═════ EXTRAIT CHOISI

Malgré toutes ces opportunités découlant de MOHO-NORD et de sa sous-traitance, la volonté et l’engagement politique sur la question reste encore à traduire fermement pour être enfin audible. Il ne vous a pas échappé que la pratique de la sous-traitance au Congo reste peu développée, malgré l’intérêt économique évident que ce projet structurant et transversal génère pour l’économie congolaise.

Comment améliorer l'existant

Les  pouvoirs publics, pour accompagner les PME dans l’exigence de compétitivité et de performance, ont élaboré des politiques et  mis en place quelques institutions et instruments d'accompagnement. Cependant, pour rendre l’existant performant, une attention particulière devra être portée sur :
·         Les Centres de Gestion agréés
·         Le Guichet Unique Nationale de l’Information Professionnelle
·         La Banque  Congolaise des PME (BC-PME)
·         La Bourse Congolaise de Sous-traitance et de Partenariat (BCSTP)
·         Le Programme d’Appui à la Création et au Développement de PME de transformation des produits locaux (PACD/PME) à initier par le Ministère des Petites, Moyennes Entreprises
Le développement des partenariats internationaux permet également de capitaliser l’accompagnement des organismes internationaux.

MOHO-NORD ET L’ETAT CONGOLAIS : L’ORGANISATION DE LA RÉPONSE FACE AUX BOULEVARDS D'OPPORTUNITÉS

  1. Les faits : le contrat de partage ?
Conformément au contrat de partage de production qui régit la fiscalité applicable au Congo, les investissements et les bénéfices de l'exploitation du Moho-Nord, après partage de la production avec l'Etat, sont répartis entre trois compagnies : Total E&P Congo, opérateur du projet détenant 53,5% des parts ; Chevron Congo Overseas (31,5%) et la SNPC (15%).
Total E&P Congo développe dix champs pétroliers, sur les vingt-un exploités au Congo. Elle est le premier investisseur et employeur privé du Congo, avec 974 salariés, dont 730 Congolais. La filiale représente à elle seule 60% de la production de brut congolais et développe des actions sociétales.

══════════
═════ DONNÉES FOURNIES

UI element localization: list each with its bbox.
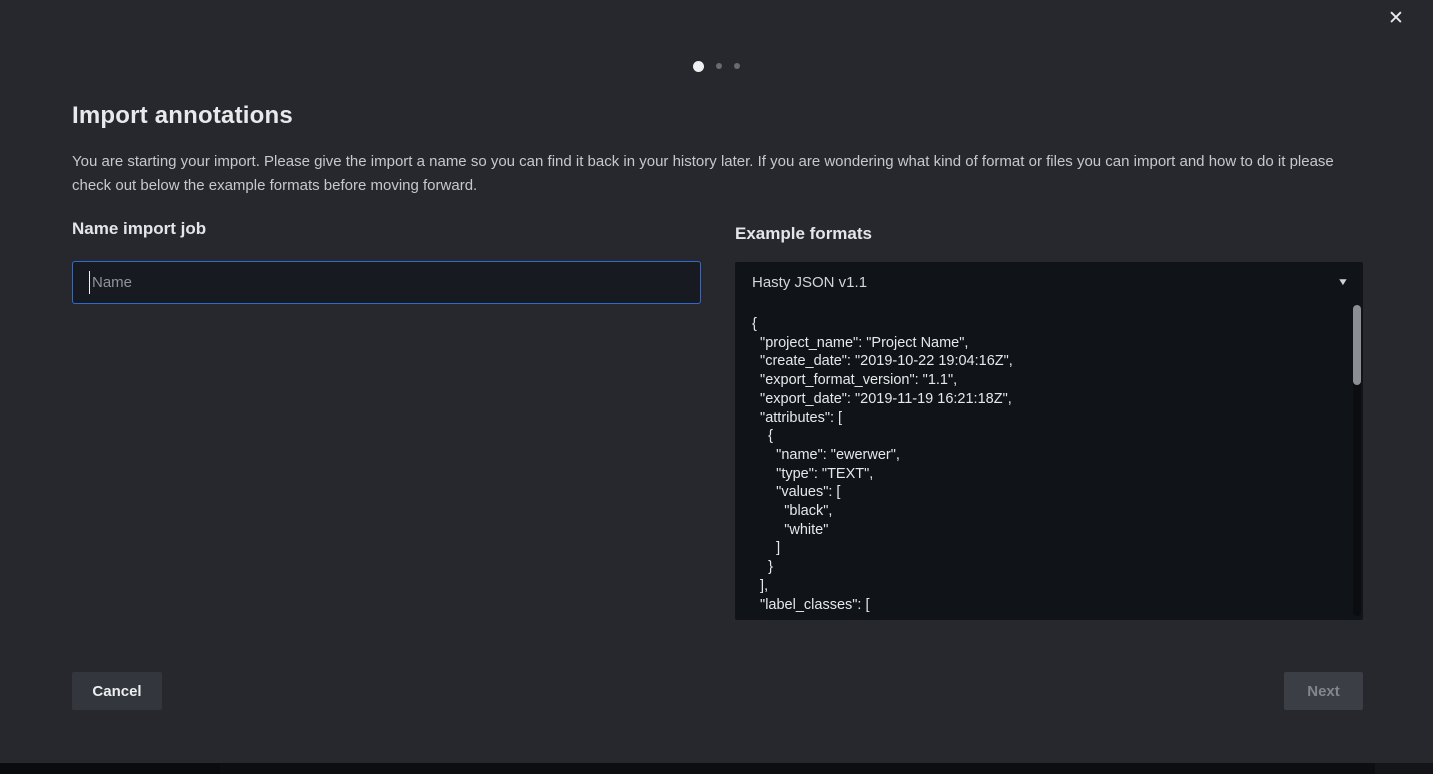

══════════

» **TRAVAIL DEMANDÉ**
**A.** Énumérez, d'après l'extrait sur Moho-Nord, les institutions et instruments d'accompagnement auxquels une attention particulière devra être portée.
**B.** Rédigez la suite de l'extrait sur Moho-Nord à partir de sa dernière phrase.
Le listing ci-dessus est sans rapport avec l'extrait sur Moho-Nord.

» **RÉSULTATS DE L'EXERCICE**
**A.**
- Les Centres de Gestion agréés
- Le Guichet Unique Nationale de l'Information Professionnelle
- La Banque Congolaise des PME (BC-PME)
- La Bourse Congolaise de Sous-traitance et de Partenariat (BCSTP)
- Le Programme d'Appui à la Création et au Développement de PME de transformation des produits locaux (PACD/PME)

**B.**
500 millions d’euros pour développer le champ pétrolier Moho-Nord au Congo - La compagnie d'ingénierie pétrolière Technip et la société pétrolière Total ont signé un contrat d’une valeur de 500 millions d’euros pour le développement du gisement off-shore de Moho-Nord, exploité par Total E&P Congo au large de Pointe-Noire, au sud du Congo. Selon le vice-président de Technip, également responsable du secteur, Frédéric Delormel, c’est le plus important contrat sous-marin de l’histoire de la société Technip. Les travaux de développement du gisement off-shore de Moho-Nord débutent cette année. Le contrat porte sur l'ingénierie, la fourniture d'équipements, l'approvisionnement, l'installation (EPSCI), la pré-mise en service du projet en développement de Moho-Nord, situé à 75 kilomètres des côtes du Congo-Brazzaville par des profondeurs d'eau comprises entre 650 et 1.100 mètres. Composé de deux puits avec des réserves estimées à 230 millions de barils, le projet passera en production à partir de 2015.

Le groupe d'ingénierie pétrolière sollicitera des sous-traitants congolais installés à Pointe-Noire, pour la fabrication de diverses structures métalliques. Les travaux devraient démarrer dès 2014.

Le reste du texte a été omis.